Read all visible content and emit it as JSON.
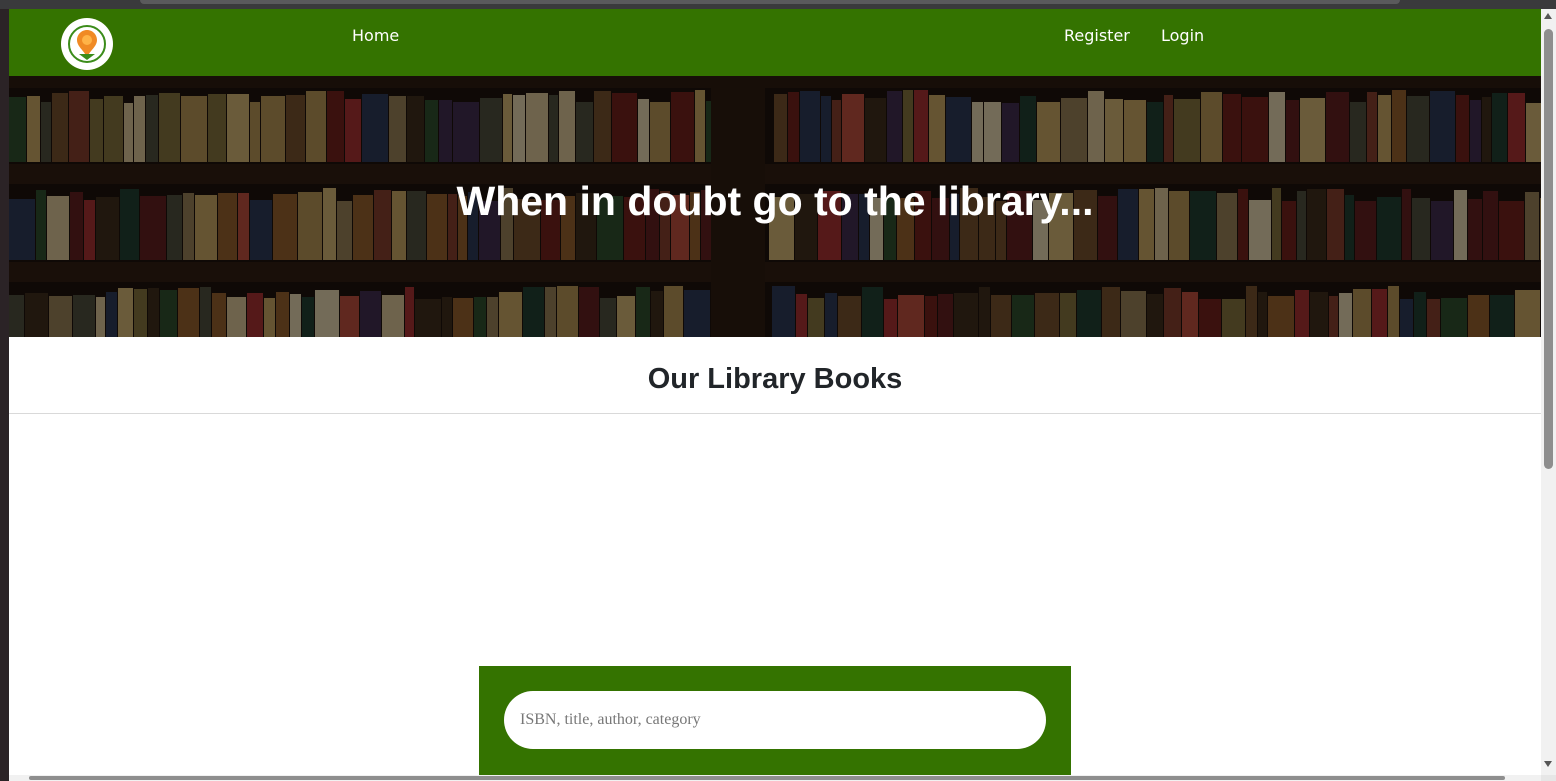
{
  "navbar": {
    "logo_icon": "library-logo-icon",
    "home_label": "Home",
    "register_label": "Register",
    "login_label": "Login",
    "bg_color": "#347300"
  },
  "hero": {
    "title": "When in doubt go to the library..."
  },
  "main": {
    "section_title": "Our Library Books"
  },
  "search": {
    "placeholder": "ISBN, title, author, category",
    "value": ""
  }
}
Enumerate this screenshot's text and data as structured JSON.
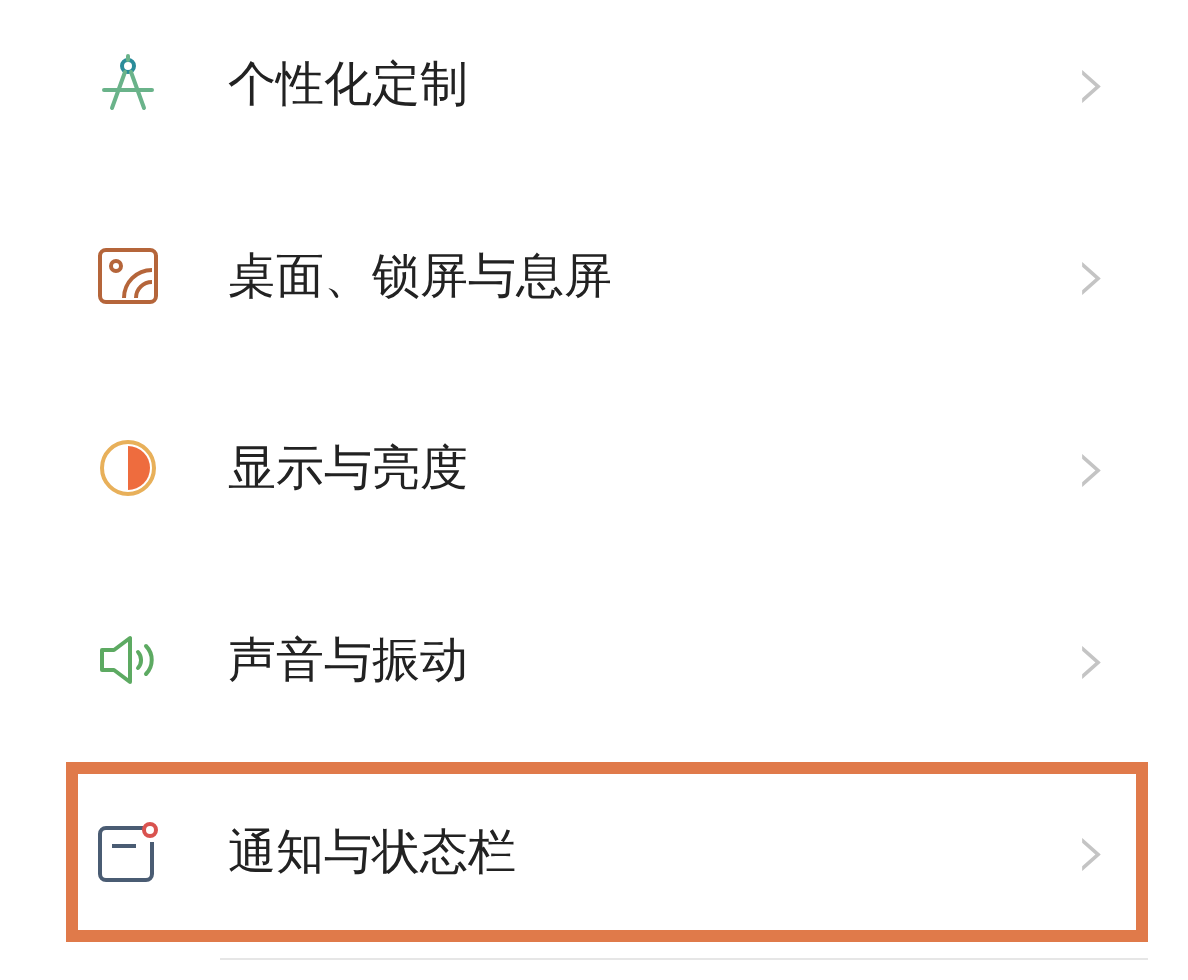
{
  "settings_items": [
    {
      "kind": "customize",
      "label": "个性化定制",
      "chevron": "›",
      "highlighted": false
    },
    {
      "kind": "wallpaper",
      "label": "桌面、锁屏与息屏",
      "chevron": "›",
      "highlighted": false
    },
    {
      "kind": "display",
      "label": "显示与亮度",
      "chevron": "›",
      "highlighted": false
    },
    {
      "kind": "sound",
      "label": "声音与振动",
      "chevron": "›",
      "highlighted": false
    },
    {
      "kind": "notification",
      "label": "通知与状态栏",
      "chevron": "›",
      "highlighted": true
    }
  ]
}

| Task directions |
Give the data again exactly as written, with all pictures left out.

| The reply |
Read all visible content and emit it as JSON.
{
  "navbar": {
    "logo_icon": "library-logo-icon",
    "home_label": "Home",
    "register_label": "Register",
    "login_label": "Login",
    "bg_color": "#347300"
  },
  "hero": {
    "title": "When in doubt go to the library..."
  },
  "main": {
    "section_title": "Our Library Books"
  },
  "search": {
    "placeholder": "ISBN, title, author, category",
    "value": ""
  }
}
Enumerate this screenshot's text and data as structured JSON.
{
  "settings_items": [
    {
      "kind": "customize",
      "label": "个性化定制",
      "chevron": "›",
      "highlighted": false
    },
    {
      "kind": "wallpaper",
      "label": "桌面、锁屏与息屏",
      "chevron": "›",
      "highlighted": false
    },
    {
      "kind": "display",
      "label": "显示与亮度",
      "chevron": "›",
      "highlighted": false
    },
    {
      "kind": "sound",
      "label": "声音与振动",
      "chevron": "›",
      "highlighted": false
    },
    {
      "kind": "notification",
      "label": "通知与状态栏",
      "chevron": "›",
      "highlighted": true
    }
  ]
}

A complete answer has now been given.